_What is required_
The data below should be printed in full, exactly, and without any of its images.

_Data for processing_
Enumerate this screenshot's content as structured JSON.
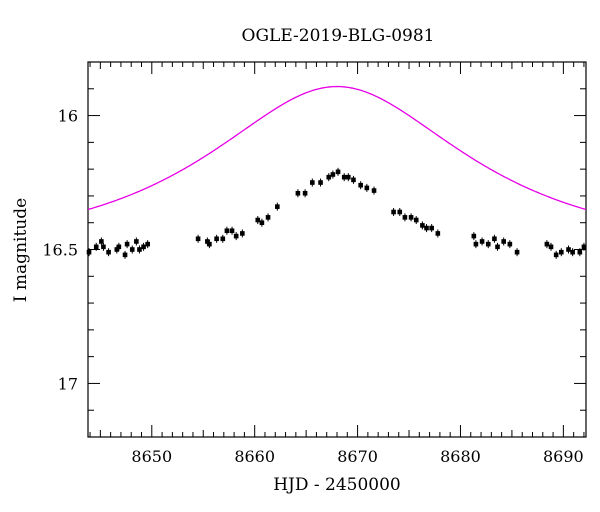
{
  "chart_data": {
    "type": "scatter",
    "title": "OGLE-2019-BLG-0981",
    "xlabel": "HJD - 2450000",
    "ylabel": "I magnitude",
    "xlim": [
      8643.8,
      8692.2
    ],
    "ylim": [
      17.2,
      15.8
    ],
    "y_inverted": true,
    "grid": false,
    "xticks_major": [
      8650,
      8660,
      8670,
      8680,
      8690
    ],
    "yticks_major": [
      16,
      16.5,
      17
    ],
    "xtick_labels": [
      "8650",
      "8660",
      "8670",
      "8680",
      "8690"
    ],
    "ytick_labels": [
      "16",
      "16.5",
      "17"
    ],
    "series": [
      {
        "kind": "points",
        "color": "#000000",
        "x": [
          8643.9,
          8644.6,
          8645.1,
          8645.3,
          8645.8,
          8646.6,
          8646.8,
          8647.4,
          8647.6,
          8648.1,
          8648.5,
          8648.8,
          8649.2,
          8649.6,
          8654.5,
          8655.4,
          8655.6,
          8656.3,
          8656.9,
          8657.3,
          8657.8,
          8658.2,
          8658.8,
          8660.3,
          8660.7,
          8661.3,
          8662.2,
          8664.2,
          8664.9,
          8665.6,
          8666.4,
          8667.2,
          8667.6,
          8668.1,
          8668.7,
          8669.1,
          8669.6,
          8670.3,
          8670.9,
          8671.6,
          8673.5,
          8674.1,
          8674.6,
          8675.2,
          8675.7,
          8676.3,
          8676.7,
          8677.2,
          8677.8,
          8681.3,
          8681.5,
          8682.1,
          8682.7,
          8683.3,
          8683.6,
          8684.2,
          8684.8,
          8685.5,
          8688.4,
          8688.8,
          8689.3,
          8689.8,
          8690.5,
          8690.9,
          8691.6,
          8692.0
        ],
        "y": [
          16.51,
          16.49,
          16.47,
          16.49,
          16.51,
          16.5,
          16.49,
          16.52,
          16.48,
          16.5,
          16.47,
          16.5,
          16.49,
          16.48,
          16.46,
          16.47,
          16.48,
          16.46,
          16.46,
          16.43,
          16.43,
          16.45,
          16.44,
          16.39,
          16.4,
          16.38,
          16.34,
          16.29,
          16.29,
          16.25,
          16.25,
          16.23,
          16.22,
          16.21,
          16.23,
          16.23,
          16.24,
          16.26,
          16.27,
          16.28,
          16.36,
          16.36,
          16.38,
          16.38,
          16.39,
          16.41,
          16.42,
          16.42,
          16.44,
          16.45,
          16.48,
          16.47,
          16.48,
          16.46,
          16.49,
          16.47,
          16.48,
          16.51,
          16.48,
          16.49,
          16.52,
          16.51,
          16.5,
          16.51,
          16.51,
          16.49
        ]
      },
      {
        "kind": "model-line",
        "color": "#e600e6",
        "t0": 8668.0,
        "tE": 20.0,
        "u0": 0.6,
        "baseline_mag": 16.5,
        "fs": 0.85
      }
    ]
  }
}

_Response to this task_
Enumerate this screenshot's content as structured JSON.
{
  "chart_data": {
    "type": "scatter",
    "title": "OGLE-2019-BLG-0981",
    "xlabel": "HJD - 2450000",
    "ylabel": "I magnitude",
    "xlim": [
      8643.8,
      8692.2
    ],
    "ylim": [
      17.2,
      15.8
    ],
    "y_inverted": true,
    "grid": false,
    "xticks_major": [
      8650,
      8660,
      8670,
      8680,
      8690
    ],
    "yticks_major": [
      16,
      16.5,
      17
    ],
    "xtick_labels": [
      "8650",
      "8660",
      "8670",
      "8680",
      "8690"
    ],
    "ytick_labels": [
      "16",
      "16.5",
      "17"
    ],
    "series": [
      {
        "kind": "points",
        "color": "#000000",
        "x": [
          8643.9,
          8644.6,
          8645.1,
          8645.3,
          8645.8,
          8646.6,
          8646.8,
          8647.4,
          8647.6,
          8648.1,
          8648.5,
          8648.8,
          8649.2,
          8649.6,
          8654.5,
          8655.4,
          8655.6,
          8656.3,
          8656.9,
          8657.3,
          8657.8,
          8658.2,
          8658.8,
          8660.3,
          8660.7,
          8661.3,
          8662.2,
          8664.2,
          8664.9,
          8665.6,
          8666.4,
          8667.2,
          8667.6,
          8668.1,
          8668.7,
          8669.1,
          8669.6,
          8670.3,
          8670.9,
          8671.6,
          8673.5,
          8674.1,
          8674.6,
          8675.2,
          8675.7,
          8676.3,
          8676.7,
          8677.2,
          8677.8,
          8681.3,
          8681.5,
          8682.1,
          8682.7,
          8683.3,
          8683.6,
          8684.2,
          8684.8,
          8685.5,
          8688.4,
          8688.8,
          8689.3,
          8689.8,
          8690.5,
          8690.9,
          8691.6,
          8692.0
        ],
        "y": [
          16.51,
          16.49,
          16.47,
          16.49,
          16.51,
          16.5,
          16.49,
          16.52,
          16.48,
          16.5,
          16.47,
          16.5,
          16.49,
          16.48,
          16.46,
          16.47,
          16.48,
          16.46,
          16.46,
          16.43,
          16.43,
          16.45,
          16.44,
          16.39,
          16.4,
          16.38,
          16.34,
          16.29,
          16.29,
          16.25,
          16.25,
          16.23,
          16.22,
          16.21,
          16.23,
          16.23,
          16.24,
          16.26,
          16.27,
          16.28,
          16.36,
          16.36,
          16.38,
          16.38,
          16.39,
          16.41,
          16.42,
          16.42,
          16.44,
          16.45,
          16.48,
          16.47,
          16.48,
          16.46,
          16.49,
          16.47,
          16.48,
          16.51,
          16.48,
          16.49,
          16.52,
          16.51,
          16.5,
          16.51,
          16.51,
          16.49
        ]
      },
      {
        "kind": "model-line",
        "color": "#e600e6",
        "t0": 8668.0,
        "tE": 20.0,
        "u0": 0.6,
        "baseline_mag": 16.5,
        "fs": 0.85
      }
    ]
  }
}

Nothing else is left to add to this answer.